The data:
-- START --

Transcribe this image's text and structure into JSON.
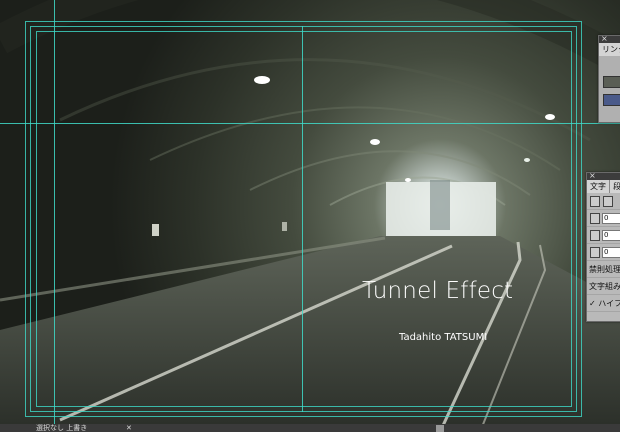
{
  "document": {
    "title": "Tunnel Effect",
    "author": "Tadahito TATSUMI"
  },
  "panels": {
    "links": {
      "tab_label": "リンク"
    },
    "character": {
      "tab_label": "文字",
      "tab_label_2": "段",
      "field1": "0",
      "field2": "0",
      "field3": "0",
      "kinsoku_label": "禁則処理：",
      "mojigumi_label": "文字組み：",
      "hyphen_label": "✓ ハイフ"
    }
  },
  "status": {
    "text": "選択なし 上書き"
  },
  "colors": {
    "guide": "#3fd9c8",
    "panel_bg": "#b9b9b9",
    "title_text": "#ffffff"
  }
}
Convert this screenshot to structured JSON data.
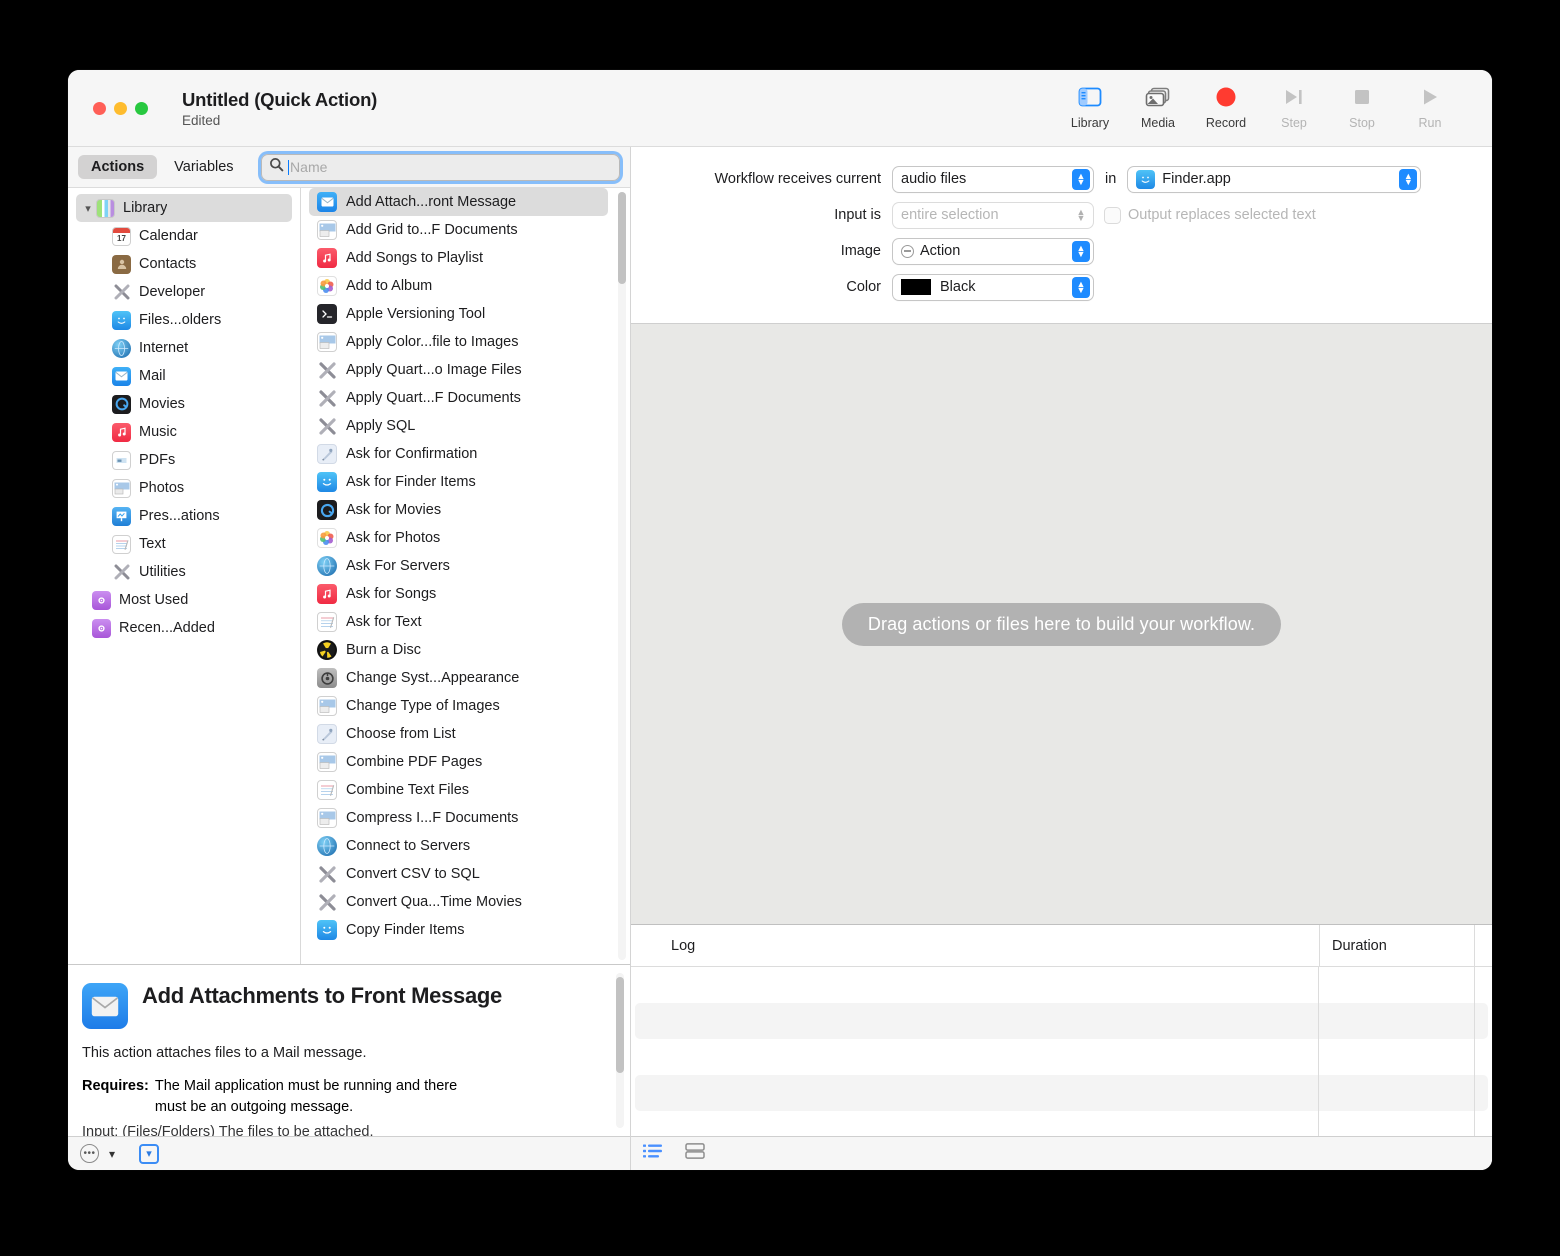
{
  "window": {
    "title": "Untitled (Quick Action)",
    "subtitle": "Edited"
  },
  "toolbar": {
    "items": [
      {
        "label": "Library",
        "icon": "library-icon",
        "state": "active"
      },
      {
        "label": "Media",
        "icon": "media-icon",
        "state": "normal"
      },
      {
        "label": "Record",
        "icon": "record-icon",
        "state": "normal"
      },
      {
        "label": "Step",
        "icon": "step-icon",
        "state": "disabled"
      },
      {
        "label": "Stop",
        "icon": "stop-icon",
        "state": "disabled"
      },
      {
        "label": "Run",
        "icon": "run-icon",
        "state": "disabled"
      }
    ]
  },
  "tabs": {
    "actions": "Actions",
    "variables": "Variables"
  },
  "search": {
    "placeholder": "Name",
    "value": ""
  },
  "sidebar": {
    "root": {
      "label": "Library",
      "icon": "library-books-icon",
      "expanded": true,
      "selected": true
    },
    "items": [
      {
        "label": "Calendar",
        "icon": "calendar-icon"
      },
      {
        "label": "Contacts",
        "icon": "contacts-icon"
      },
      {
        "label": "Developer",
        "icon": "developer-icon"
      },
      {
        "label": "Files...olders",
        "icon": "finder-icon"
      },
      {
        "label": "Internet",
        "icon": "internet-icon"
      },
      {
        "label": "Mail",
        "icon": "mail-icon"
      },
      {
        "label": "Movies",
        "icon": "quicktime-icon"
      },
      {
        "label": "Music",
        "icon": "music-icon"
      },
      {
        "label": "PDFs",
        "icon": "pdf-icon"
      },
      {
        "label": "Photos",
        "icon": "photos-doc-icon"
      },
      {
        "label": "Pres...ations",
        "icon": "keynote-icon"
      },
      {
        "label": "Text",
        "icon": "text-icon"
      },
      {
        "label": "Utilities",
        "icon": "developer-icon"
      }
    ],
    "smart_folders": [
      {
        "label": "Most Used",
        "icon": "smart-folder-icon"
      },
      {
        "label": "Recen...Added",
        "icon": "smart-folder-icon"
      }
    ]
  },
  "actions_list": [
    {
      "label": "Add Attach...ront Message",
      "icon": "mail-icon",
      "selected": true
    },
    {
      "label": "Add Grid to...F Documents",
      "icon": "photos-doc-icon"
    },
    {
      "label": "Add Songs to Playlist",
      "icon": "music-icon"
    },
    {
      "label": "Add to Album",
      "icon": "photos-icon"
    },
    {
      "label": "Apple Versioning Tool",
      "icon": "terminal-icon"
    },
    {
      "label": "Apply Color...file to Images",
      "icon": "photos-doc-icon"
    },
    {
      "label": "Apply Quart...o Image Files",
      "icon": "developer-icon"
    },
    {
      "label": "Apply Quart...F Documents",
      "icon": "developer-icon"
    },
    {
      "label": "Apply SQL",
      "icon": "developer-icon"
    },
    {
      "label": "Ask for Confirmation",
      "icon": "automator-icon"
    },
    {
      "label": "Ask for Finder Items",
      "icon": "finder-icon"
    },
    {
      "label": "Ask for Movies",
      "icon": "quicktime-icon"
    },
    {
      "label": "Ask for Photos",
      "icon": "photos-icon"
    },
    {
      "label": "Ask For Servers",
      "icon": "internet-icon"
    },
    {
      "label": "Ask for Songs",
      "icon": "music-icon"
    },
    {
      "label": "Ask for Text",
      "icon": "text-icon"
    },
    {
      "label": "Burn a Disc",
      "icon": "burn-icon"
    },
    {
      "label": "Change Syst...Appearance",
      "icon": "syspref-icon"
    },
    {
      "label": "Change Type of Images",
      "icon": "photos-doc-icon"
    },
    {
      "label": "Choose from List",
      "icon": "automator-icon"
    },
    {
      "label": "Combine PDF Pages",
      "icon": "photos-doc-icon"
    },
    {
      "label": "Combine Text Files",
      "icon": "text-icon"
    },
    {
      "label": "Compress I...F Documents",
      "icon": "photos-doc-icon"
    },
    {
      "label": "Connect to Servers",
      "icon": "internet-icon"
    },
    {
      "label": "Convert CSV to SQL",
      "icon": "developer-icon"
    },
    {
      "label": "Convert Qua...Time Movies",
      "icon": "developer-icon"
    },
    {
      "label": "Copy Finder Items",
      "icon": "finder-icon"
    }
  ],
  "description": {
    "icon": "mail-icon",
    "title": "Add Attachments to Front Message",
    "body": "This action attaches files to a Mail message.",
    "requires_label": "Requires:",
    "requires_text": "The Mail application must be running and there must be an outgoing message.",
    "clipped_line": "Input: (Files/Folders) The files to be attached."
  },
  "left_bottom_bar": {
    "more_button": "•••",
    "chevron": "⌄",
    "toggle_button": "⌄"
  },
  "settings": {
    "receives_label": "Workflow receives current",
    "receives_value": "audio files",
    "in_label": "in",
    "app_value": "Finder.app",
    "app_icon": "finder-icon",
    "input_label": "Input is",
    "input_value": "entire selection",
    "input_disabled": true,
    "output_checkbox_label": "Output replaces selected text",
    "output_checked": false,
    "image_label": "Image",
    "image_value": "Action",
    "image_icon": "minus-circle-icon",
    "color_label": "Color",
    "color_value": "Black",
    "color_hex": "#000000"
  },
  "canvas": {
    "drop_hint": "Drag actions or files here to build your workflow."
  },
  "log": {
    "columns": {
      "log": "Log",
      "duration": "Duration"
    },
    "rows": [],
    "view_toggles": [
      {
        "name": "list-view-icon",
        "active": true
      },
      {
        "name": "split-view-icon",
        "active": false
      }
    ]
  },
  "colors": {
    "accent": "#1e8bff",
    "record": "#ff3b30",
    "canvas_bg": "#e8e8e6",
    "selection": "#dcdcdc"
  }
}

-- END --

Search the preceding listing for the word "Change" and pull out every line that holds it.

      "label": "Change Syst...Appearance",
      "label": "Change Type of Images",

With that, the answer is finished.